◆ **WORK TO COMPLETE**:
Filter the listing and keep only the lines with the word "prompts".

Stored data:
◆ ◆ ◆ ◆

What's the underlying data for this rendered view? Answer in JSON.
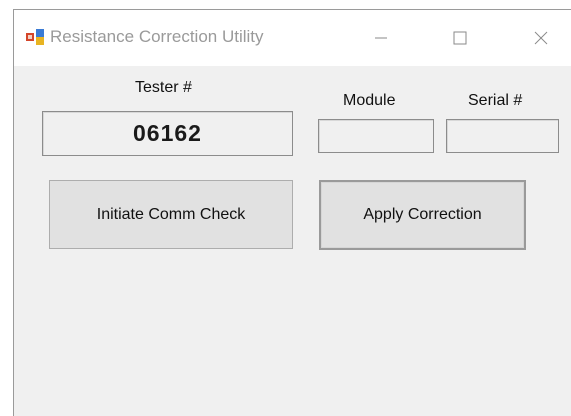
{
  "window": {
    "title": "Resistance Correction Utility",
    "controls": {
      "minimize_icon": "minimize-icon",
      "maximize_icon": "maximize-icon",
      "close_icon": "close-icon"
    }
  },
  "form": {
    "tester_label": "Tester #",
    "tester_value": "06162",
    "module_label": "Module",
    "module_value": "",
    "serial_label": "Serial #",
    "serial_value": ""
  },
  "buttons": {
    "initiate_label": "Initiate Comm Check",
    "apply_label": "Apply Correction"
  },
  "colors": {
    "window_background": "#f0f0f0",
    "titlebar_background": "#ffffff",
    "button_face": "#e1e1e1",
    "title_text": "#9a9a9a"
  }
}
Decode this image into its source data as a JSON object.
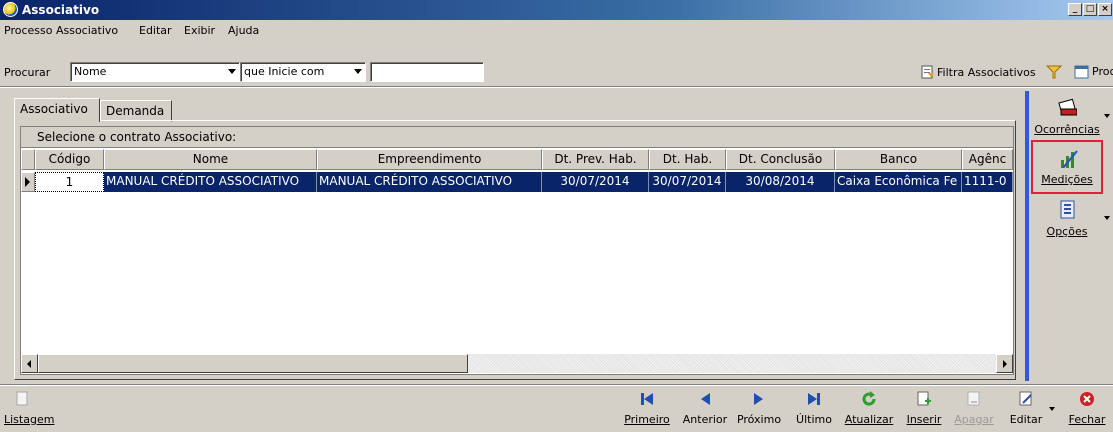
{
  "window": {
    "title": "Associativo",
    "controls": [
      "_",
      "□",
      "×"
    ]
  },
  "menu": [
    "Processo Associativo",
    "Editar",
    "Exibir",
    "Ajuda"
  ],
  "search": {
    "label": "Procurar",
    "field_value": "Nome",
    "mode_value": "que Inicie com",
    "text_value": "",
    "filter_label": "Filtra Associativos",
    "search_label": "Procurar"
  },
  "tabs": [
    {
      "label": "Associativo",
      "active": true
    },
    {
      "label": "Demanda",
      "active": false
    }
  ],
  "grid": {
    "group_text": "Selecione o contrato Associativo:",
    "columns": [
      "Código",
      "Nome",
      "Empreendimento",
      "Dt. Prev. Hab.",
      "Dt. Hab.",
      "Dt. Conclusão",
      "Banco",
      "Agênc"
    ],
    "rows": [
      {
        "codigo": "1",
        "nome": "MANUAL CRÉDITO ASSOCIATIVO",
        "empreendimento": "MANUAL CRÉDITO ASSOCIATIVO",
        "dt_prev_hab": "30/07/2014",
        "dt_hab": "30/07/2014",
        "dt_conclusao": "30/08/2014",
        "banco": "Caixa Econômica Fe",
        "agencia": "1111-0"
      }
    ]
  },
  "side_actions": [
    {
      "label": "Ocorrências",
      "icon": "ocorrencias-icon"
    },
    {
      "label": "Medições",
      "icon": "medicoes-icon",
      "highlighted": true
    },
    {
      "label": "Opções",
      "icon": "opcoes-icon"
    }
  ],
  "toolbar": {
    "listagem": "Listagem",
    "primeiro": "Primeiro",
    "anterior": "Anterior",
    "proximo": "Próximo",
    "ultimo": "Último",
    "atualizar": "Atualizar",
    "inserir": "Inserir",
    "apagar": "Apagar",
    "editar": "Editar",
    "fechar": "Fechar"
  },
  "colors": {
    "title_bar": "#0a246a",
    "selection": "#0a246a",
    "accent_bar": "#2f5bd6",
    "highlight_border": "#e0203a"
  }
}
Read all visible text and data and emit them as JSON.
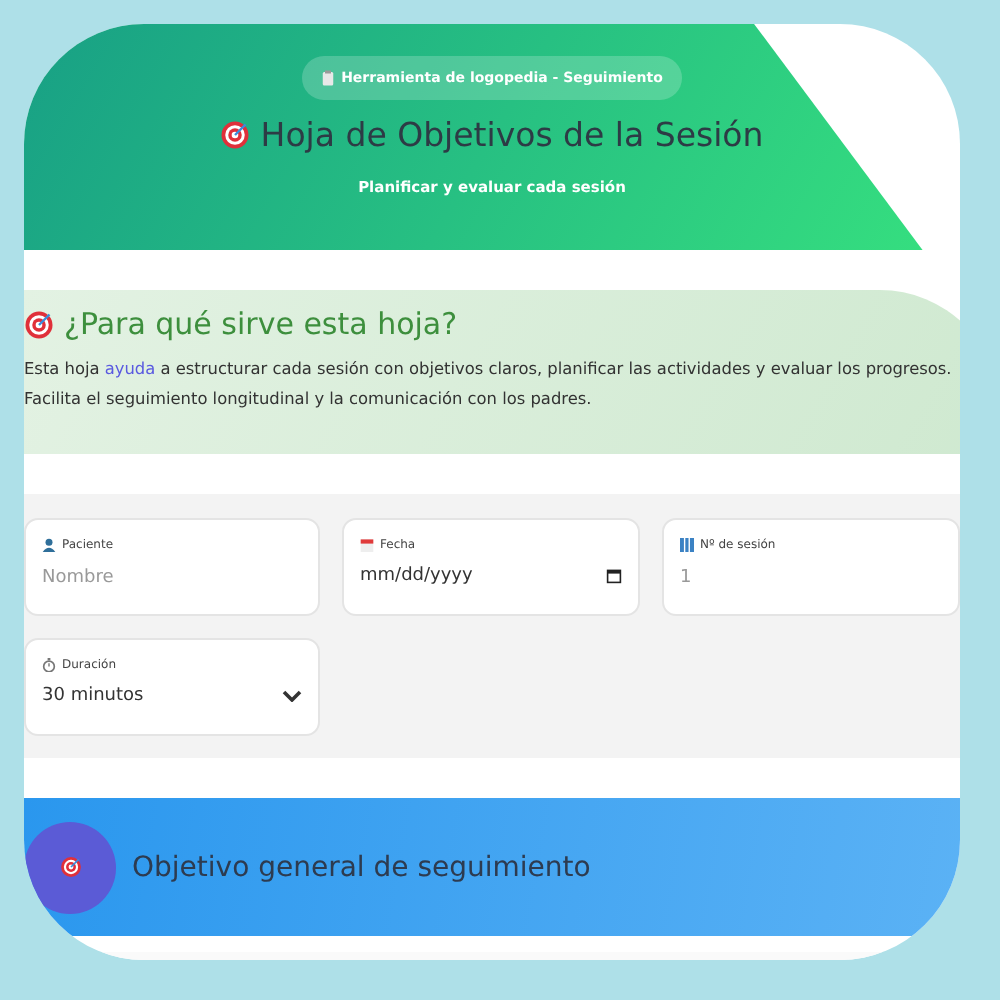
{
  "header": {
    "badge": "Herramienta de logopedia - Seguimiento",
    "title": "Hoja de Objetivos de la Sesión",
    "subtitle": "Planificar y evaluar cada sesión"
  },
  "info": {
    "title": "¿Para qué sirve esta hoja?",
    "text": "Esta hoja ",
    "link": "ayuda",
    "text_after": " a estructurar cada sesión con objetivos claros, planificar las actividades y evaluar los progresos. Facilita el seguimiento longitudinal y la comunicación con los padres."
  },
  "fields": [
    {
      "kind": "text",
      "label": "Paciente",
      "placeholder": "Nombre"
    },
    {
      "kind": "date",
      "label": "Fecha",
      "value": "mm/dd/yyyy"
    },
    {
      "kind": "number",
      "label": "Nº de sesión",
      "placeholder": "1"
    },
    {
      "kind": "select",
      "label": "Duración",
      "value": "30 minutos"
    }
  ],
  "section": {
    "title": "Objetivo general de seguimiento"
  }
}
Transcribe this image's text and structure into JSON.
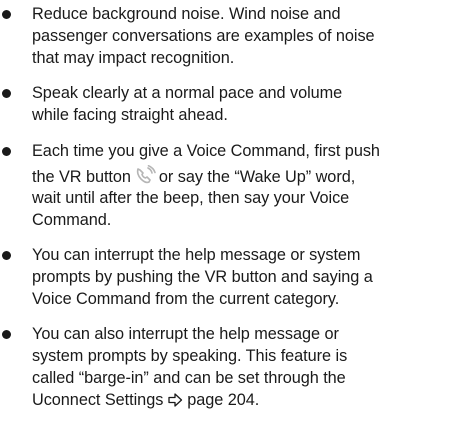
{
  "bullets": [
    {
      "lines": [
        "Reduce background noise. Wind noise and",
        "passenger conversations are examples of noise",
        "that may impact recognition."
      ]
    },
    {
      "lines": [
        "Speak clearly at a normal pace and volume",
        "while facing straight ahead."
      ]
    },
    {
      "lines": [
        "Each time you give a Voice Command, first push",
        "the VR button",
        "or say the “Wake Up” word,",
        "wait until after the beep, then say your Voice",
        "Command."
      ],
      "icon": "voice-recognition-icon"
    },
    {
      "lines": [
        "You can interrupt the help message or system",
        "prompts by pushing the VR button and saying a",
        "Voice Command from the current category."
      ]
    },
    {
      "lines": [
        "You can also interrupt the help message or",
        "system prompts by speaking. This feature is",
        "called “barge-in” and can be set through the",
        "Uconnect Settings",
        "page 204."
      ],
      "icon": "page-reference-arrow-icon"
    }
  ],
  "colors": {
    "text": "#1a1a1a",
    "icon": "#b5b5b5"
  }
}
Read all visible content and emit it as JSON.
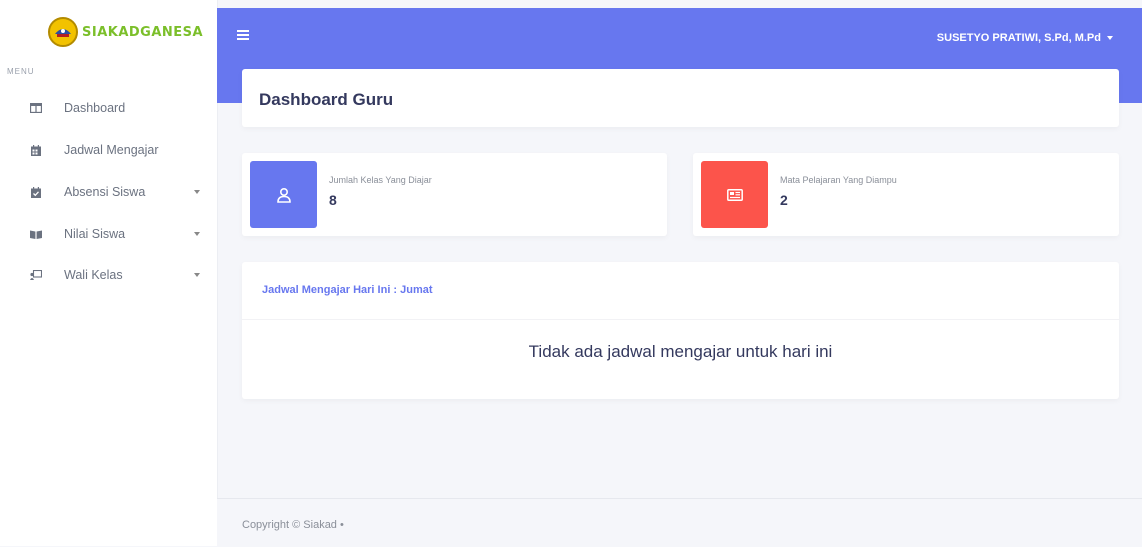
{
  "brand": {
    "name": "SIAKADGANESA"
  },
  "sidebar": {
    "heading": "MENU",
    "items": [
      {
        "label": "Dashboard",
        "icon": "columns-icon",
        "has_submenu": false
      },
      {
        "label": "Jadwal Mengajar",
        "icon": "calendar-icon",
        "has_submenu": false
      },
      {
        "label": "Absensi Siswa",
        "icon": "calendar-check-icon",
        "has_submenu": true
      },
      {
        "label": "Nilai Siswa",
        "icon": "book-open-icon",
        "has_submenu": true
      },
      {
        "label": "Wali Kelas",
        "icon": "chalkboard-teacher-icon",
        "has_submenu": true
      }
    ]
  },
  "header": {
    "menu_icon": "hamburger-icon",
    "user_name": "SUSETYO PRATIWI, S.Pd, M.Pd"
  },
  "page": {
    "title": "Dashboard Guru"
  },
  "stats": [
    {
      "label": "Jumlah Kelas Yang Diajar",
      "value": "8",
      "icon": "user-icon",
      "color": "#6777ef"
    },
    {
      "label": "Mata Pelajaran Yang Diampu",
      "value": "2",
      "icon": "newspaper-icon",
      "color": "#fc544b"
    }
  ],
  "schedule": {
    "title": "Jadwal Mengajar Hari Ini : Jumat",
    "empty_message": "Tidak ada jadwal mengajar untuk hari ini"
  },
  "footer": {
    "text": "Copyright © Siakad •"
  },
  "colors": {
    "primary": "#6777ef",
    "danger": "#fc544b",
    "brand_green": "#7bbf2a"
  }
}
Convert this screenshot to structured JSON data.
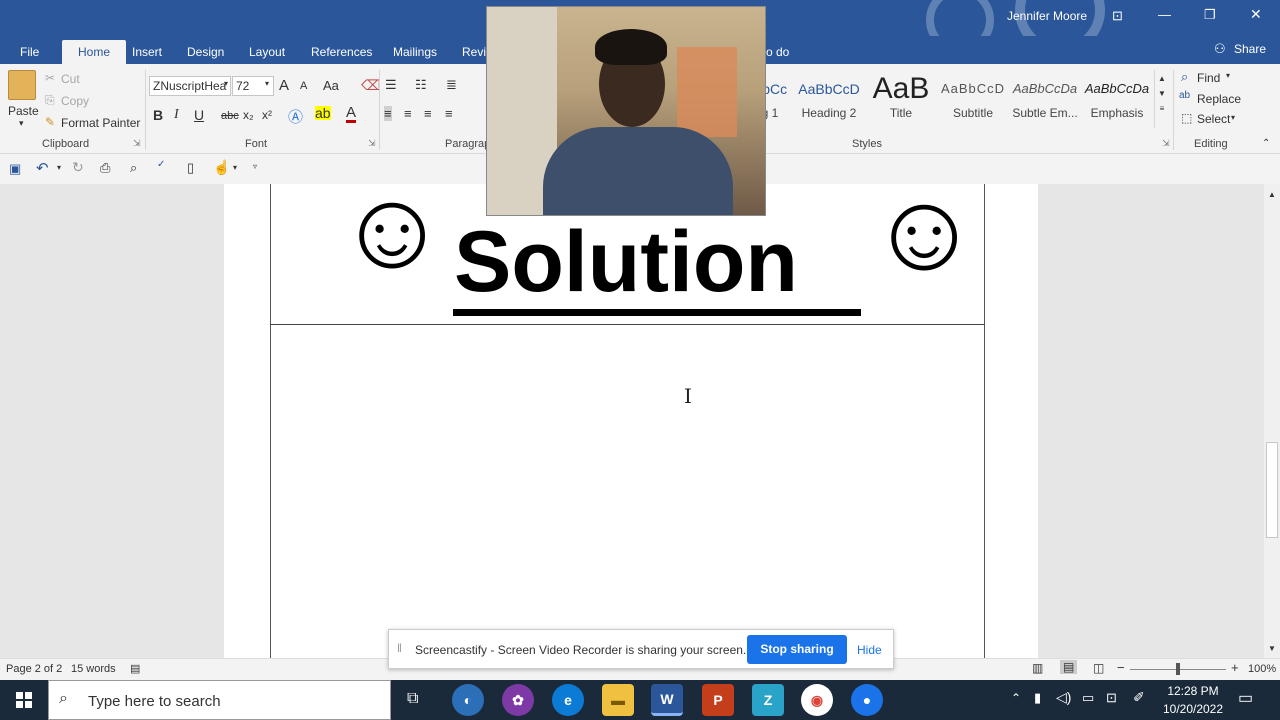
{
  "window": {
    "user": "Jennifer Moore",
    "min": "—",
    "restore": "❐",
    "close": "✕"
  },
  "tabs": [
    {
      "label": "File"
    },
    {
      "label": "Home"
    },
    {
      "label": "Insert"
    },
    {
      "label": "Design"
    },
    {
      "label": "Layout"
    },
    {
      "label": "References"
    },
    {
      "label": "Mailings"
    },
    {
      "label": "Revi"
    },
    {
      "label": "o do"
    }
  ],
  "share": {
    "label": "Share"
  },
  "clipboard": {
    "paste": "Paste",
    "cut": "Cut",
    "copy": "Copy",
    "format_painter": "Format Painter",
    "group": "Clipboard"
  },
  "font": {
    "name": "ZNuscriptHea",
    "size": "72",
    "group": "Font",
    "bold": "B",
    "italic": "I",
    "underline": "U",
    "strike": "abc",
    "sub": "x₂",
    "sup": "x²",
    "grow": "A",
    "shrink": "A",
    "case": "Aa",
    "font_color": "A"
  },
  "paragraph": {
    "group": "Paragrap"
  },
  "styles": {
    "group": "Styles",
    "items": [
      {
        "preview": "BbCc",
        "name": "g 1"
      },
      {
        "preview": "AaBbCcD",
        "name": "Heading 2"
      },
      {
        "preview": "AaB",
        "name": "Title"
      },
      {
        "preview": "AaBbCcD",
        "name": "Subtitle"
      },
      {
        "preview": "AaBbCcDa",
        "name": "Subtle Em..."
      },
      {
        "preview": "AaBbCcDa",
        "name": "Emphasis"
      }
    ]
  },
  "editing": {
    "find": "Find",
    "replace": "Replace",
    "select": "Select",
    "group": "Editing"
  },
  "document": {
    "heading": "Solution",
    "left_smiley": "☺",
    "right_smiley": "☺"
  },
  "status": {
    "page": "Page 2 of 2",
    "words": "15 words",
    "zoom": "100%",
    "zoom_level": 1.0
  },
  "screencastify": {
    "message": "Screencastify - Screen Video Recorder is sharing your screen.",
    "stop": "Stop sharing",
    "hide": "Hide"
  },
  "taskbar": {
    "search_placeholder": "Type here to search",
    "time": "12:28 PM",
    "date": "10/20/2022"
  },
  "colors": {
    "word_blue": "#2b579a",
    "stop_button": "#1a73e8"
  }
}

◆ ◆ ◆ ◆

◆ **WRITTEN REPLY**:
        "prompts by pushing the VR button and saying a",
        "system prompts by speaking. This feature is",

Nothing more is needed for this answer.